List all the lines in these records that hold "JSON".
## BEGIN
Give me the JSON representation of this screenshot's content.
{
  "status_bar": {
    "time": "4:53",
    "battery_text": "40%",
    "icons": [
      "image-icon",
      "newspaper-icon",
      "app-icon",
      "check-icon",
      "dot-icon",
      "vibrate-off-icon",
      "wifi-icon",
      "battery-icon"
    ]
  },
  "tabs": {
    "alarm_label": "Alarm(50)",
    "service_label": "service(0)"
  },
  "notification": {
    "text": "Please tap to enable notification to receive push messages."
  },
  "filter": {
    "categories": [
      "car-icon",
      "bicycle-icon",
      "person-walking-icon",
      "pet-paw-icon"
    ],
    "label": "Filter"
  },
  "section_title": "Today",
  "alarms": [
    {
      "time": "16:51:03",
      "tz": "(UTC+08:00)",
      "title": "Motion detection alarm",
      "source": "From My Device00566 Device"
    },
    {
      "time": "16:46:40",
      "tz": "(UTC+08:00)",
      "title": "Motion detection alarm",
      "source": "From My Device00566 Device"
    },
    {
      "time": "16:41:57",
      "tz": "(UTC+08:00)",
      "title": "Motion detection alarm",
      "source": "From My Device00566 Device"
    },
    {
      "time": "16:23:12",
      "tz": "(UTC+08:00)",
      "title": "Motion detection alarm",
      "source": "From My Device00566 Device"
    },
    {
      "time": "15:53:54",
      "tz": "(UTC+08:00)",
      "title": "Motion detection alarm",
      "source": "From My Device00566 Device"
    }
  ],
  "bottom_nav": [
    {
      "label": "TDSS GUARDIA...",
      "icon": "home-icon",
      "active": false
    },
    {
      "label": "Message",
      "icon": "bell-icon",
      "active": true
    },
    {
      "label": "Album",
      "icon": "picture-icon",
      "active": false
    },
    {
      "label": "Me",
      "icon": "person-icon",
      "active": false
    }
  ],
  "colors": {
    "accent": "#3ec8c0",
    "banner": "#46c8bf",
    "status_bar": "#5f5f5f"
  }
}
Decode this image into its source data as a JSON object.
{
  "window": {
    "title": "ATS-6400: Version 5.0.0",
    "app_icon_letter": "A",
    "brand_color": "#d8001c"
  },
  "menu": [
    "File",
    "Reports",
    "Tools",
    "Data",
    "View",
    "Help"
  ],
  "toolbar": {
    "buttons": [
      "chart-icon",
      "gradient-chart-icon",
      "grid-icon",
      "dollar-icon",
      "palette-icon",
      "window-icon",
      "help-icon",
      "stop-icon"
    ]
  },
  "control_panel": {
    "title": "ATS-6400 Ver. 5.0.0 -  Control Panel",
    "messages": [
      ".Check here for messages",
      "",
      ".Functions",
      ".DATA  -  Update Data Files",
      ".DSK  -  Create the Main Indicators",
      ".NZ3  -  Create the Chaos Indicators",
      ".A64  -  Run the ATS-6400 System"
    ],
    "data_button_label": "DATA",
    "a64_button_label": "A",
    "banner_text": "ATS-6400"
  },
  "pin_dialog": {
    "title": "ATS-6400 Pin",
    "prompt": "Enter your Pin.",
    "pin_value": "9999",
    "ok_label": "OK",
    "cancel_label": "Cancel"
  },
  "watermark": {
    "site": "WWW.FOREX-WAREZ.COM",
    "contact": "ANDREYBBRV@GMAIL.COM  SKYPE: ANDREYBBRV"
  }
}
## END
## BEGIN
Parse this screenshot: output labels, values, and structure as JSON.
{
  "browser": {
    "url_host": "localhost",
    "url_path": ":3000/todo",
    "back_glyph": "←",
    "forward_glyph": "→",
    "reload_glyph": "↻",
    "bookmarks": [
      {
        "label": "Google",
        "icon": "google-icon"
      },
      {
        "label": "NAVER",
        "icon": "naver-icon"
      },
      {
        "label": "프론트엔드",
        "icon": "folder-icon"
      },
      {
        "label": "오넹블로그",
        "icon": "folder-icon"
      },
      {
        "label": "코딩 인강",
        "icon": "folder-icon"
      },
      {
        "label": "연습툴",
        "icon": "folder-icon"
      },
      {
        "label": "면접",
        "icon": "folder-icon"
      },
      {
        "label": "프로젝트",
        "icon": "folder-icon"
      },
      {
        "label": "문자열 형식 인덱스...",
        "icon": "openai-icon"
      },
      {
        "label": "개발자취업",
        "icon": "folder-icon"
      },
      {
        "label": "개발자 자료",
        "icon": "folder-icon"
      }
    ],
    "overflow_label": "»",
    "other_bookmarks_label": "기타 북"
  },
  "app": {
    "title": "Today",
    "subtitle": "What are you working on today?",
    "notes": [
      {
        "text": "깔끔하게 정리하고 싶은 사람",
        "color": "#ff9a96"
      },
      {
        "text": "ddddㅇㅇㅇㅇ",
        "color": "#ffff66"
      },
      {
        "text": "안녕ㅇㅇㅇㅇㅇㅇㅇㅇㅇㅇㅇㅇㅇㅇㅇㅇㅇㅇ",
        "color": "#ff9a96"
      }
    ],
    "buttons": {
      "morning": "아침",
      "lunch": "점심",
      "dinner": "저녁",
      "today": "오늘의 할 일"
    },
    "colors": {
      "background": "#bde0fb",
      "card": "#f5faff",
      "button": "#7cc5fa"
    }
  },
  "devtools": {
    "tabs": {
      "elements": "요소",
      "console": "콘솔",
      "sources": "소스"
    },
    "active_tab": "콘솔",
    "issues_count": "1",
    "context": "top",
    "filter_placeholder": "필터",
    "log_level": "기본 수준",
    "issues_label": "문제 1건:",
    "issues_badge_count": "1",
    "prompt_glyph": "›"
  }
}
## END
Exercise response
Give me the JSON representation of this screenshot's content.
Decode this image into its source data as a JSON object.
Parse this screenshot: output labels, values, and structure as JSON.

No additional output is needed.